**Exercise directions**. Check every line of the entries below for the word "qualquer", and copy the ones that have it.

[Collection entries]
───

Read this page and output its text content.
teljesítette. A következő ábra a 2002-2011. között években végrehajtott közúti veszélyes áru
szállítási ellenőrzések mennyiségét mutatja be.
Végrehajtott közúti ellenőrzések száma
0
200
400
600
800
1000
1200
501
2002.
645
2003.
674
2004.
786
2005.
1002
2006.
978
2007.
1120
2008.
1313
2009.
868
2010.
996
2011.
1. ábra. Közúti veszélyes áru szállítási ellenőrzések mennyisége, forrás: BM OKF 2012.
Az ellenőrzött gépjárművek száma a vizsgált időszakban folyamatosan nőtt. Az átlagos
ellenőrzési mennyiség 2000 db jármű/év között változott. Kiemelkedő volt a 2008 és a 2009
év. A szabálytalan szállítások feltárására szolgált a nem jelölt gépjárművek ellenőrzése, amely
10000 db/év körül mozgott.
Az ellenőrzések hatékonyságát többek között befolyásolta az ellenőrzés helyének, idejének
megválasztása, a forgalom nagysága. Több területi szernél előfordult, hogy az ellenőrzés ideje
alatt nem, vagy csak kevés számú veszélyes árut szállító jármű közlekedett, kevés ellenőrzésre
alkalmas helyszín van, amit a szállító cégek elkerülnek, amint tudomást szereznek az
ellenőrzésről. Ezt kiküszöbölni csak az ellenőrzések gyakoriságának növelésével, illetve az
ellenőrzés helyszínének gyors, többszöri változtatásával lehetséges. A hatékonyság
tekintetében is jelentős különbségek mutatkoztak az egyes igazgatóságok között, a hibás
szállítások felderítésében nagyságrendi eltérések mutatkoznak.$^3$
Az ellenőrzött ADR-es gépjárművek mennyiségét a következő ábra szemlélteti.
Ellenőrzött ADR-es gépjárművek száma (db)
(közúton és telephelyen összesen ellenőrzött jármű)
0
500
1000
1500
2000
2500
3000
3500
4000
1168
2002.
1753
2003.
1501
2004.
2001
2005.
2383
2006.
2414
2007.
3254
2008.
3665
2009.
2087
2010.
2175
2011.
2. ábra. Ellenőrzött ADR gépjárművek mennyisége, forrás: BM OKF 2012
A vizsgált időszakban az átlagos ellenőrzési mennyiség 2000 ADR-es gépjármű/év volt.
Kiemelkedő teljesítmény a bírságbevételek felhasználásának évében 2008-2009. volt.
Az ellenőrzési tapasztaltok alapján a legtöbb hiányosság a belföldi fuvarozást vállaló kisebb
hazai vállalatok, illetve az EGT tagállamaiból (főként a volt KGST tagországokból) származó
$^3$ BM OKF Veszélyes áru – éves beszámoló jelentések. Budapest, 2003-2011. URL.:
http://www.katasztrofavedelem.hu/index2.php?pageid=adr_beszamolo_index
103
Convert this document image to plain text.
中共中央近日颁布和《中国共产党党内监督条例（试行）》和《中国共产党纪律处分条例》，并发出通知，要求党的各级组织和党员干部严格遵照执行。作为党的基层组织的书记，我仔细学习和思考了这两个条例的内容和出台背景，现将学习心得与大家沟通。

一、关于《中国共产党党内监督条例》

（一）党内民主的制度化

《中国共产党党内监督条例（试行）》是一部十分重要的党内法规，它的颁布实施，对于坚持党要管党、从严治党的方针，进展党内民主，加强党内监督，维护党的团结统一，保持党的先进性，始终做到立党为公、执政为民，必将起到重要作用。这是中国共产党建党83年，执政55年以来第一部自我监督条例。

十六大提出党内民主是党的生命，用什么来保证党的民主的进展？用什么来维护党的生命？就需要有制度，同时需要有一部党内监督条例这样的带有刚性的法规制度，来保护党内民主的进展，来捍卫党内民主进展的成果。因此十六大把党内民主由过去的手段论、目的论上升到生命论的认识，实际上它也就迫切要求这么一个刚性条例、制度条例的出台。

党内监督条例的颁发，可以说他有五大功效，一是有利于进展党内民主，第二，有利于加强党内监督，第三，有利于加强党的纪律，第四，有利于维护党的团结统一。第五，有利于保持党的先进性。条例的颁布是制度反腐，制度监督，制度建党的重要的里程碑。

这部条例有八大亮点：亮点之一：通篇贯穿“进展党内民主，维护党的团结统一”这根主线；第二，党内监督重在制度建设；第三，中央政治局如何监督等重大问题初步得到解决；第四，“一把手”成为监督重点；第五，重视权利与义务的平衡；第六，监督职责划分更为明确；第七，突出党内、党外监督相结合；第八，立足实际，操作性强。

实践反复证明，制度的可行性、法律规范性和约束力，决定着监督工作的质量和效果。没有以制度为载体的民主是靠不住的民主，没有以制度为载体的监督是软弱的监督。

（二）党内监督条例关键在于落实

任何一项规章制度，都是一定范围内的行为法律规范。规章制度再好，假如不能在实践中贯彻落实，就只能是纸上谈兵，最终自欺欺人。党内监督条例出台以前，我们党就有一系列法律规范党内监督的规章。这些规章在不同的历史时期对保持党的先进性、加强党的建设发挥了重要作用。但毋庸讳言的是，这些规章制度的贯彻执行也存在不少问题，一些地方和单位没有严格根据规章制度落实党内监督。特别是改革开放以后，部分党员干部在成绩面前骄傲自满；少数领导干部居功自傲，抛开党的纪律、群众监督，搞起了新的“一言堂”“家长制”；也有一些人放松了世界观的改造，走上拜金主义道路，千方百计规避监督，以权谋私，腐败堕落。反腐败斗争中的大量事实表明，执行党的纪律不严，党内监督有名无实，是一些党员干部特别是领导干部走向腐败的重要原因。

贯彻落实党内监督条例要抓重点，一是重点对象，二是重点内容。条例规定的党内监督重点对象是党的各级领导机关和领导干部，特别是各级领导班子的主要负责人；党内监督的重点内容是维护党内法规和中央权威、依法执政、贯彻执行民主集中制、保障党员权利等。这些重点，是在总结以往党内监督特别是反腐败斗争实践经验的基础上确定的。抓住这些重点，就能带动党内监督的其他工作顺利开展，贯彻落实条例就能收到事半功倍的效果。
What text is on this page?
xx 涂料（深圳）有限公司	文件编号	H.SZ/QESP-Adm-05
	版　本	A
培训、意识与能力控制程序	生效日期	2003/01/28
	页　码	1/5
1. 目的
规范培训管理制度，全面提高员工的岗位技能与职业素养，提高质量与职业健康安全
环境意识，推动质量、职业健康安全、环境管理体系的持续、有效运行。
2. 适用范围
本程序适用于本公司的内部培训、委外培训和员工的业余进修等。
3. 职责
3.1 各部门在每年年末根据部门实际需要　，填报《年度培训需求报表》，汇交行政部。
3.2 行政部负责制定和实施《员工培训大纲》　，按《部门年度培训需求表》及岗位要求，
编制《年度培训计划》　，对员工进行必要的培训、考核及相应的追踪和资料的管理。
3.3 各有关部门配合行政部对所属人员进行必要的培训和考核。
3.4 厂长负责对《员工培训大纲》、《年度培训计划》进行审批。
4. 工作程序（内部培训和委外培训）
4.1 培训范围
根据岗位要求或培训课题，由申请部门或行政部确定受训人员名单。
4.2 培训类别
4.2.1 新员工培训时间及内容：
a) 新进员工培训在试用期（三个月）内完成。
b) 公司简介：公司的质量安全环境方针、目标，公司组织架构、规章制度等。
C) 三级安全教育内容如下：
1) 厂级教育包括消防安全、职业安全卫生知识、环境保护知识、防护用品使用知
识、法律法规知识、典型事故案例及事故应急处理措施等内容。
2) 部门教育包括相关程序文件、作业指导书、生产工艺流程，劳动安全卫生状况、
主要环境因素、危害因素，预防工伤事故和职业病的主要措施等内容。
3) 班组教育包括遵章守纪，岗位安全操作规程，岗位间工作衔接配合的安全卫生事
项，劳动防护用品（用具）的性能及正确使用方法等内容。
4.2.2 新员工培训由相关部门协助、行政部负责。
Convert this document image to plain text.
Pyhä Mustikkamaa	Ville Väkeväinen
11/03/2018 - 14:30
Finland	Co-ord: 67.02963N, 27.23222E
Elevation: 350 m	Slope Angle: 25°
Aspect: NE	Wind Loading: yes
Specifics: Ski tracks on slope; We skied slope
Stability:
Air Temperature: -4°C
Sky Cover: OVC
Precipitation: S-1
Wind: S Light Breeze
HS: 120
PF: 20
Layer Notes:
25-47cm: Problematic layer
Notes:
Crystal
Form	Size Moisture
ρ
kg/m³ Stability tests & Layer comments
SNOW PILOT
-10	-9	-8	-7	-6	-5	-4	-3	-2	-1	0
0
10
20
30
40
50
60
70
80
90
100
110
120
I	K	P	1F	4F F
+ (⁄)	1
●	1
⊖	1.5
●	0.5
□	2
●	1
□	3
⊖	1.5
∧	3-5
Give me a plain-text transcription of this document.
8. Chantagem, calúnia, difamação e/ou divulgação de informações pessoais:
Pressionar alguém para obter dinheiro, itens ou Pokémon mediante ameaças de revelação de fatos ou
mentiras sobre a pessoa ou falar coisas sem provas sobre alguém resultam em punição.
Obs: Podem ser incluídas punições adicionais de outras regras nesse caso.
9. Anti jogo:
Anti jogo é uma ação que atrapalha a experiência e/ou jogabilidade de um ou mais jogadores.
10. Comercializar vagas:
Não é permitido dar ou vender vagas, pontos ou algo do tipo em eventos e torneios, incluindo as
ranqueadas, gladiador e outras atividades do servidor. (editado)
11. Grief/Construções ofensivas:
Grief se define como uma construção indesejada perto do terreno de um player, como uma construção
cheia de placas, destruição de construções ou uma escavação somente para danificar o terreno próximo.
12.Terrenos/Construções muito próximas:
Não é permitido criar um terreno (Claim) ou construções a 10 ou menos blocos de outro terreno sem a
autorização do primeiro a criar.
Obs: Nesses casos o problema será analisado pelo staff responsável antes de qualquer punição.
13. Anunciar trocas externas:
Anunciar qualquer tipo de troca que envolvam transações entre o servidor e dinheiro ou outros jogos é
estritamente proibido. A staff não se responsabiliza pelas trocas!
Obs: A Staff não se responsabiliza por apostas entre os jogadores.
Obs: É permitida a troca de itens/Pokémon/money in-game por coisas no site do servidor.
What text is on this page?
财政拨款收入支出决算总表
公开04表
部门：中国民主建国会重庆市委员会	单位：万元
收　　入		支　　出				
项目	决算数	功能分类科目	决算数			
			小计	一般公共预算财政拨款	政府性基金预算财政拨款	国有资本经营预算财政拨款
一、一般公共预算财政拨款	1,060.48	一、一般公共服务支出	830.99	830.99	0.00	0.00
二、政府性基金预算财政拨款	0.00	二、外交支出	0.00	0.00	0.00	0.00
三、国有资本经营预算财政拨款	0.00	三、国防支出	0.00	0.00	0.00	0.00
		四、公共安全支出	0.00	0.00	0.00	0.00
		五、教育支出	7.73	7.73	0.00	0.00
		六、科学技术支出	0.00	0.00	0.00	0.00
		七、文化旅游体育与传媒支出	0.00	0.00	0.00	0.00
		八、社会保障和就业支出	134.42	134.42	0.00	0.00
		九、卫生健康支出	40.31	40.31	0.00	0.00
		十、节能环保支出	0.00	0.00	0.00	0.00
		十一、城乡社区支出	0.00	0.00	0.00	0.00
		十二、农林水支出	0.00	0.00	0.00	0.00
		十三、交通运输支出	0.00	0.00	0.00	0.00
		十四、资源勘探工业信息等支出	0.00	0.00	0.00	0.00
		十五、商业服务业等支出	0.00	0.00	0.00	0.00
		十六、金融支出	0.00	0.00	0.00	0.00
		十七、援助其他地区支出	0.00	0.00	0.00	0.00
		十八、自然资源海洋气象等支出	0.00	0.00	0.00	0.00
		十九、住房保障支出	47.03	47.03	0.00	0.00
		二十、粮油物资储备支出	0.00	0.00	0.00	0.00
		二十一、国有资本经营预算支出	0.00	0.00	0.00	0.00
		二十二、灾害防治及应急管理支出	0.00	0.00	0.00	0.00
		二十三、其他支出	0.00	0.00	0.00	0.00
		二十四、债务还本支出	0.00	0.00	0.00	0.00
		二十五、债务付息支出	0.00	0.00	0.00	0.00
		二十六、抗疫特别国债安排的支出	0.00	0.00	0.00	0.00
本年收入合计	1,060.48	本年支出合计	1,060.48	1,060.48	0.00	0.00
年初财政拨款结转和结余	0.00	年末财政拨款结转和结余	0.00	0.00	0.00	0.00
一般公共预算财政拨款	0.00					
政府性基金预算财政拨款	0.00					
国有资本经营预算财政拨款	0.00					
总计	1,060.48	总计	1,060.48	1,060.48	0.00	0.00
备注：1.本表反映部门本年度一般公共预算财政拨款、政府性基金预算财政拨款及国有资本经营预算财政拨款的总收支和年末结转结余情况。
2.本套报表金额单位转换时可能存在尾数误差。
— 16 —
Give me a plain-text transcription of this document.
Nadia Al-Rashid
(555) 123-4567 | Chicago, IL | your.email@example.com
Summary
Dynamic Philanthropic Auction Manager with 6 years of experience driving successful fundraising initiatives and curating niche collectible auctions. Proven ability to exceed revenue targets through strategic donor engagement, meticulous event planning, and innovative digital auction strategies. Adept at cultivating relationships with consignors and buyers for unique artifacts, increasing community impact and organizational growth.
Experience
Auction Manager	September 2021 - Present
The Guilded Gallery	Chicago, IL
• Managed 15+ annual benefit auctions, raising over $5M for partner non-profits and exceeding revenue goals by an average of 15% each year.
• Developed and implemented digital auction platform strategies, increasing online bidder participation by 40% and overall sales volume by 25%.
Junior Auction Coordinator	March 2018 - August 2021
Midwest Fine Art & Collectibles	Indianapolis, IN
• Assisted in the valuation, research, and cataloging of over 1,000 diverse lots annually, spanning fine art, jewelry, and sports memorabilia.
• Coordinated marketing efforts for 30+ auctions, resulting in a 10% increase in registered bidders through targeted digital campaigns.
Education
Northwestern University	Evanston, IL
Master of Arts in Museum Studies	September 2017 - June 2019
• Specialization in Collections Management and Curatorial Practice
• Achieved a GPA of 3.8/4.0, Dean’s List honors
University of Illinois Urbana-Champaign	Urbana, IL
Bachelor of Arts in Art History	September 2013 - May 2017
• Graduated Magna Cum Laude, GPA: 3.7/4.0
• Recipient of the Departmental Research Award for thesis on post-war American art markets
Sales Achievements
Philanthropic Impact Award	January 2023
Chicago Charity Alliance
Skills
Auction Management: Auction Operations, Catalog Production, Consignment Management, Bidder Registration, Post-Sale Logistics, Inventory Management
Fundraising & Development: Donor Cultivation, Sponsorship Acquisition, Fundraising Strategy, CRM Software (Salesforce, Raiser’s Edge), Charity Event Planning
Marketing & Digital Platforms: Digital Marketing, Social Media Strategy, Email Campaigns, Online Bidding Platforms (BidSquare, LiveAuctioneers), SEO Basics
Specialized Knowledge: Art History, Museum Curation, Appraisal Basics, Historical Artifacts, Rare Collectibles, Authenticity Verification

───

**Output of the exercise**.
Obs: Nesses casos o problema será analisado pelo staff responsável antes de qualquer punição.
Anunciar qualquer tipo de troca que envolvam transações entre o servidor e dinheiro ou outros jogos é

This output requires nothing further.